#### Work to do
Without pictures, output exactly the lines running from the line containing "Convert this screenshot" to the end of the listing below.

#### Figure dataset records
■ ■ ■ ■ ■ ■ ■

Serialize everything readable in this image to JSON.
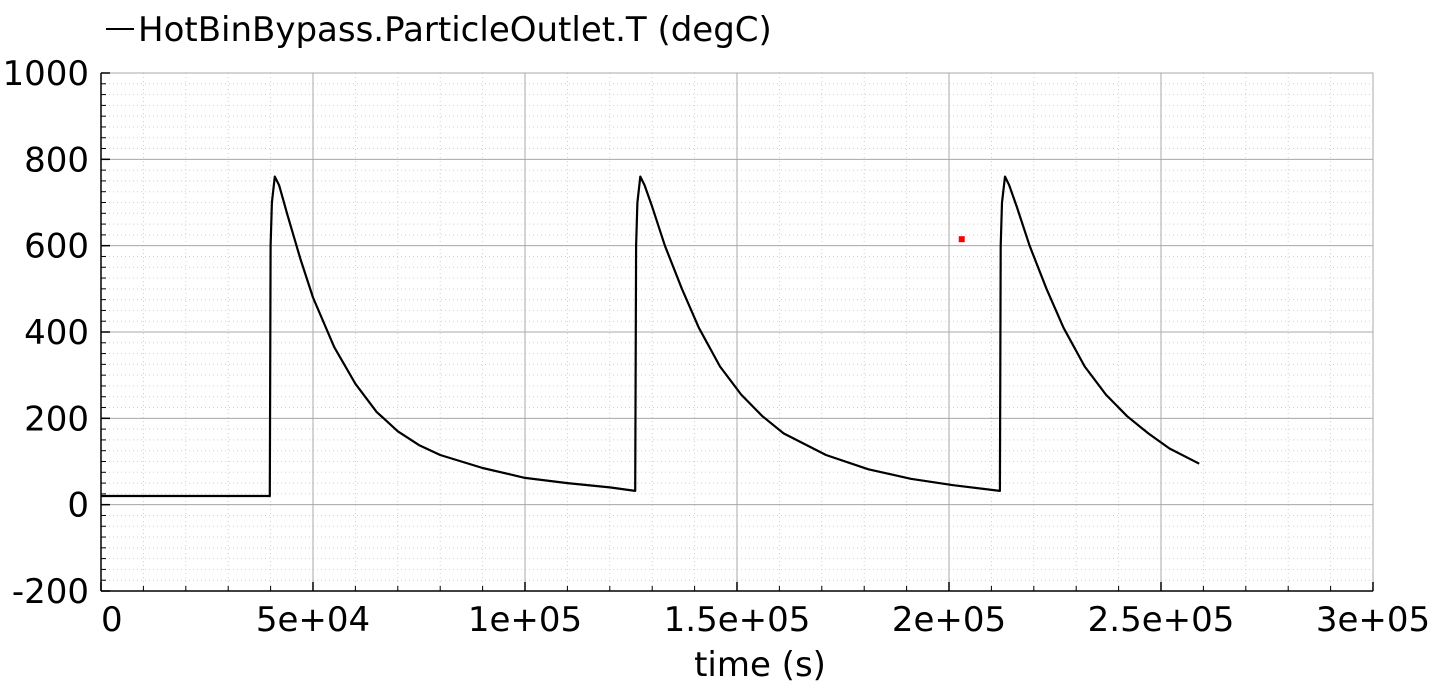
{
  "chart_data": {
    "type": "line",
    "xlabel": "time (s)",
    "ylabel": "",
    "xlim": [
      0,
      300000
    ],
    "ylim": [
      -200,
      1000
    ],
    "xticks": [
      0,
      50000,
      100000,
      150000,
      200000,
      250000,
      300000
    ],
    "xtick_labels": [
      "0",
      "5e+04",
      "1e+05",
      "1.5e+05",
      "2e+05",
      "2.5e+05",
      "3e+05"
    ],
    "yticks": [
      -200,
      0,
      200,
      400,
      600,
      800,
      1000
    ],
    "ytick_labels": [
      "-200",
      "0",
      "200",
      "400",
      "600",
      "800",
      "1000"
    ],
    "grid": true,
    "legend_position": "top-left",
    "series": [
      {
        "name": "HotBinBypass.ParticleOutlet.T (degC)",
        "color": "#000000",
        "x": [
          0,
          39800,
          40000,
          40300,
          41000,
          42000,
          44000,
          47000,
          50000,
          55000,
          60000,
          65000,
          70000,
          75000,
          80000,
          90000,
          100000,
          110000,
          120000,
          126000,
          126200,
          126500,
          127200,
          128200,
          130000,
          133000,
          137000,
          141000,
          146000,
          151000,
          156000,
          161000,
          171000,
          181000,
          191000,
          201000,
          212000,
          212200,
          212500,
          213200,
          214200,
          216000,
          219000,
          223000,
          227000,
          232000,
          237000,
          242000,
          247000,
          252000,
          259000
        ],
        "y": [
          20,
          20,
          600,
          700,
          760,
          740,
          670,
          570,
          480,
          365,
          280,
          215,
          170,
          138,
          115,
          85,
          62,
          50,
          40,
          32,
          600,
          700,
          760,
          740,
          690,
          600,
          500,
          410,
          320,
          255,
          205,
          165,
          115,
          82,
          60,
          45,
          32,
          600,
          700,
          760,
          740,
          690,
          600,
          500,
          410,
          320,
          255,
          205,
          165,
          130,
          95
        ]
      }
    ],
    "annotations": [
      {
        "type": "marker",
        "color": "#ff0000",
        "x": 203000,
        "y": 615
      }
    ]
  }
}
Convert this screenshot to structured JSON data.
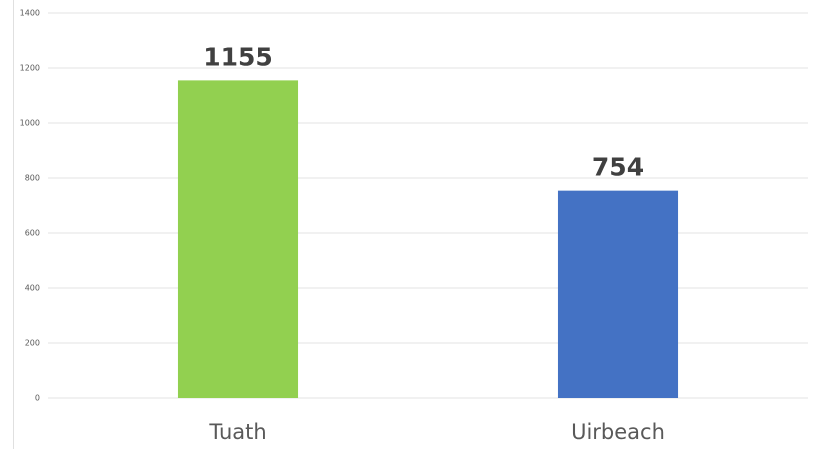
{
  "chart_data": {
    "type": "bar",
    "categories": [
      "Tuath",
      "Uirbeach"
    ],
    "values": [
      1155,
      754
    ],
    "colors": [
      "#92d050",
      "#4472c4"
    ],
    "ylim": [
      0,
      1400
    ],
    "yticks": [
      0,
      200,
      400,
      600,
      800,
      1000,
      1200,
      1400
    ],
    "grid": true
  }
}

■ ■ ■ ■ ■ ■ ■

#### Response for this exercise
Convert this screenshot to structured JSON data.
{
  "chart_data": {
    "type": "bar",
    "categories": [
      "Tuath",
      "Uirbeach"
    ],
    "values": [
      1155,
      754
    ],
    "colors": [
      "#92d050",
      "#4472c4"
    ],
    "ylim": [
      0,
      1400
    ],
    "yticks": [
      0,
      200,
      400,
      600,
      800,
      1000,
      1200,
      1400
    ],
    "grid": true
  }
}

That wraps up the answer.